[SUPPLIED INFORMATION start]

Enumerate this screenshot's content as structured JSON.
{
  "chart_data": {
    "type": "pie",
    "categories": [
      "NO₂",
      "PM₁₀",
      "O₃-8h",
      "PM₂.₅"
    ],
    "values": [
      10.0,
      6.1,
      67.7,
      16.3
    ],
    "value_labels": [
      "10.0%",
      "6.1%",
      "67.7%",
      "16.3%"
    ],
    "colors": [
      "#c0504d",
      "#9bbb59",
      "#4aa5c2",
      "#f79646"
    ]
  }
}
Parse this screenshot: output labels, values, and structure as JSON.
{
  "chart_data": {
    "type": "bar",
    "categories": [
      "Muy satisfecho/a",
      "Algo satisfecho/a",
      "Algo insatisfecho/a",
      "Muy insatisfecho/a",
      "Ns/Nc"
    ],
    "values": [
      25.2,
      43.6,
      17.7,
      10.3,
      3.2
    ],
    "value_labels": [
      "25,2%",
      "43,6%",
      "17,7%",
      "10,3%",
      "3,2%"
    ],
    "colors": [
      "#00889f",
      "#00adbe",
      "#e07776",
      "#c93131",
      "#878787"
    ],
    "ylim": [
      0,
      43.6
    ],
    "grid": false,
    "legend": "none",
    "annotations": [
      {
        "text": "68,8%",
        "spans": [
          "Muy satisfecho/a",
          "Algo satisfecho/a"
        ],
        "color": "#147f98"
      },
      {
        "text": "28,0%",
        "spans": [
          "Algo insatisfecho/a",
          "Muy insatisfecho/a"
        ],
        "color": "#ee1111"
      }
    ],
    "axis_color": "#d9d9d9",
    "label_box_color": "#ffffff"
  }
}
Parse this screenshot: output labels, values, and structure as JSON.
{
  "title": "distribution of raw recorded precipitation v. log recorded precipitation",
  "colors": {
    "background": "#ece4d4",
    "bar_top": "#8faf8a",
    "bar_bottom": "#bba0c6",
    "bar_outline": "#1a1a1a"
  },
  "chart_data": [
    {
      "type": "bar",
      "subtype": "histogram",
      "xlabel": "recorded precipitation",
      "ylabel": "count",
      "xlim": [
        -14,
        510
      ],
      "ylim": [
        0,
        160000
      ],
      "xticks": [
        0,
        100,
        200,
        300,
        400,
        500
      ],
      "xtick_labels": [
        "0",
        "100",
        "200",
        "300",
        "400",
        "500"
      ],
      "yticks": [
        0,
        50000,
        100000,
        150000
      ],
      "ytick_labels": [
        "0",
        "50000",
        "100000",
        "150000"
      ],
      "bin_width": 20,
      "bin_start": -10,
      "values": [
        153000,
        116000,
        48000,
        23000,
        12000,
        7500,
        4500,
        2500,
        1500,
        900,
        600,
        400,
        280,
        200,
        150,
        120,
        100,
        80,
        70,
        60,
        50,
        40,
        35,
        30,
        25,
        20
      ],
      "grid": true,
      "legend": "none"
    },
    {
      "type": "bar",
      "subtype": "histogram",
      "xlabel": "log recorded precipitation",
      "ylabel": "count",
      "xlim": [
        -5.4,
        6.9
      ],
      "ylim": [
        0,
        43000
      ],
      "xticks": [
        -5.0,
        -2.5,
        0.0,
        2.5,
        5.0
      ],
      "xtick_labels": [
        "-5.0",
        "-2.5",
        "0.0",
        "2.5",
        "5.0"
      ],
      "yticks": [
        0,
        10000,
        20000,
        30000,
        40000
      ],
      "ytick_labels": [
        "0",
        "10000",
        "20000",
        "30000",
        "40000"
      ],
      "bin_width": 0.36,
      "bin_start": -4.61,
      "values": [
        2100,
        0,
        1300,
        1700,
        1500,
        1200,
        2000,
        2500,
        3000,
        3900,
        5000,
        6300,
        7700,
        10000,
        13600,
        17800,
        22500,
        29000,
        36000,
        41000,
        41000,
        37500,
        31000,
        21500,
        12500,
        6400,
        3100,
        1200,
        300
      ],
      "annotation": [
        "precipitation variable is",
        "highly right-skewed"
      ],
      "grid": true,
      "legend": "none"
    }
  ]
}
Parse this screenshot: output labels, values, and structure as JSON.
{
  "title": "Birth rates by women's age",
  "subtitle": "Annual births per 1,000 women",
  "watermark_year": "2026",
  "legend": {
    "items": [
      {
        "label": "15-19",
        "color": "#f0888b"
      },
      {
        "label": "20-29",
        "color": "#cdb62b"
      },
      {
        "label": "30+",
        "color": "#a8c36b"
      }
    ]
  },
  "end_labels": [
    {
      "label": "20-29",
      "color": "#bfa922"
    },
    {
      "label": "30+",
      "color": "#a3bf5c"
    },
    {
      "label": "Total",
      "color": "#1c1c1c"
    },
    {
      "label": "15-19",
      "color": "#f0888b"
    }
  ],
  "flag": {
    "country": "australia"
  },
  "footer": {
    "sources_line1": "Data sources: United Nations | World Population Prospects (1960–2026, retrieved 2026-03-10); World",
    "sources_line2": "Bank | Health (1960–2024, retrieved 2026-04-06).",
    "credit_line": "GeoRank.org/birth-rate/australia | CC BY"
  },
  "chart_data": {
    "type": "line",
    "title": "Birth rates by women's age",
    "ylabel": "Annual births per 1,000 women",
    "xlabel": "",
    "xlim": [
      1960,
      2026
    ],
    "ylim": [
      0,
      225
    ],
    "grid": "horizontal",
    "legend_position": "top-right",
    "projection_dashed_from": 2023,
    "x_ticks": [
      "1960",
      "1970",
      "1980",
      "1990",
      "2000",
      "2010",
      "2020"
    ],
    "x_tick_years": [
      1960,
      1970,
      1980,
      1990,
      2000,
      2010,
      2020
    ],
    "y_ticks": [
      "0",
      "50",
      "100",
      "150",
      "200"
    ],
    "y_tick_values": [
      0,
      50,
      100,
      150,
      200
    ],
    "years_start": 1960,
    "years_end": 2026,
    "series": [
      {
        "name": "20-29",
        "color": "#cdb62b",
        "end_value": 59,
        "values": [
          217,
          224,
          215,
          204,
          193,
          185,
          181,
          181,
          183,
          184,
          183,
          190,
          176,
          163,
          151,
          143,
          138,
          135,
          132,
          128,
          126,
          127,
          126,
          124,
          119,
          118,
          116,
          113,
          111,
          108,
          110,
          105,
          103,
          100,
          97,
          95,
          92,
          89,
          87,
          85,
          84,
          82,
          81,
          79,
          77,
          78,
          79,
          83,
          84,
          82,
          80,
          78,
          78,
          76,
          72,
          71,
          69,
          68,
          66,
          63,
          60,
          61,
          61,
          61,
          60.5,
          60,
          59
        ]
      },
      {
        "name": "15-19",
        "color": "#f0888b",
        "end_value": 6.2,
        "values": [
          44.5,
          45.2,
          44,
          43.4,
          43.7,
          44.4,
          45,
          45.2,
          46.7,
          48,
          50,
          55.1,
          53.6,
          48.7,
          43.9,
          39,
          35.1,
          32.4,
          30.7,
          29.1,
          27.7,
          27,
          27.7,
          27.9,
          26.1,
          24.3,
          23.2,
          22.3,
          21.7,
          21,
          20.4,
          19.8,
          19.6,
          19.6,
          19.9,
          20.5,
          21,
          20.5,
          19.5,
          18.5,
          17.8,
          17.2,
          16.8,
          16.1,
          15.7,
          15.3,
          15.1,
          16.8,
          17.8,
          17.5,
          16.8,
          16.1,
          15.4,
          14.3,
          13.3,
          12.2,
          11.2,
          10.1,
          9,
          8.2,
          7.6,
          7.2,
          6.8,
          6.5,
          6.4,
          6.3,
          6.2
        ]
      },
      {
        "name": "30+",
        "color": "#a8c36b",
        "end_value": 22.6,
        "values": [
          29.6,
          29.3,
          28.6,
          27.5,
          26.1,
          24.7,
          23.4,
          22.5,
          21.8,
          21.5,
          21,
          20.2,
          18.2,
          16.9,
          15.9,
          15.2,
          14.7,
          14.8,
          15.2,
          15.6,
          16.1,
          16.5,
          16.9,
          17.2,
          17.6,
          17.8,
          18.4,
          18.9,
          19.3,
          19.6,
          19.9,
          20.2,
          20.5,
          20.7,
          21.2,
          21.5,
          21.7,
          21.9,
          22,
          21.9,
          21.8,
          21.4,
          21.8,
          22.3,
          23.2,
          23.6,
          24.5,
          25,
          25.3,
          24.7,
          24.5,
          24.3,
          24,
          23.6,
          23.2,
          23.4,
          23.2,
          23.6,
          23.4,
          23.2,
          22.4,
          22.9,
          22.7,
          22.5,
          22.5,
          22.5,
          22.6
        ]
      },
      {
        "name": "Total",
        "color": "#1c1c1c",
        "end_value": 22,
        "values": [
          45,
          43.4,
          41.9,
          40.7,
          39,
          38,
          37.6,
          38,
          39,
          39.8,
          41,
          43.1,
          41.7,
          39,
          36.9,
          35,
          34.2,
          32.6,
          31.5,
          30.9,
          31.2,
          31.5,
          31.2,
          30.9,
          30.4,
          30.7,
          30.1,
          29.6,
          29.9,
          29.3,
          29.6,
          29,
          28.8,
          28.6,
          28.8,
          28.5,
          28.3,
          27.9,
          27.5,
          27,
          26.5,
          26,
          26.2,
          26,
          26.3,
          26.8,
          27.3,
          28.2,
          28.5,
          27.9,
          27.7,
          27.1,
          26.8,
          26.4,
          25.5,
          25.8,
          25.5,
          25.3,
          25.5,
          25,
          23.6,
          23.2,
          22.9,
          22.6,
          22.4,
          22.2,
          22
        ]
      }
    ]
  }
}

[SUPPLIED INFORMATION end]

Count how many lines of the material hold the string "australia". Give the number and nothing more.

WRITTEN ANSWER
2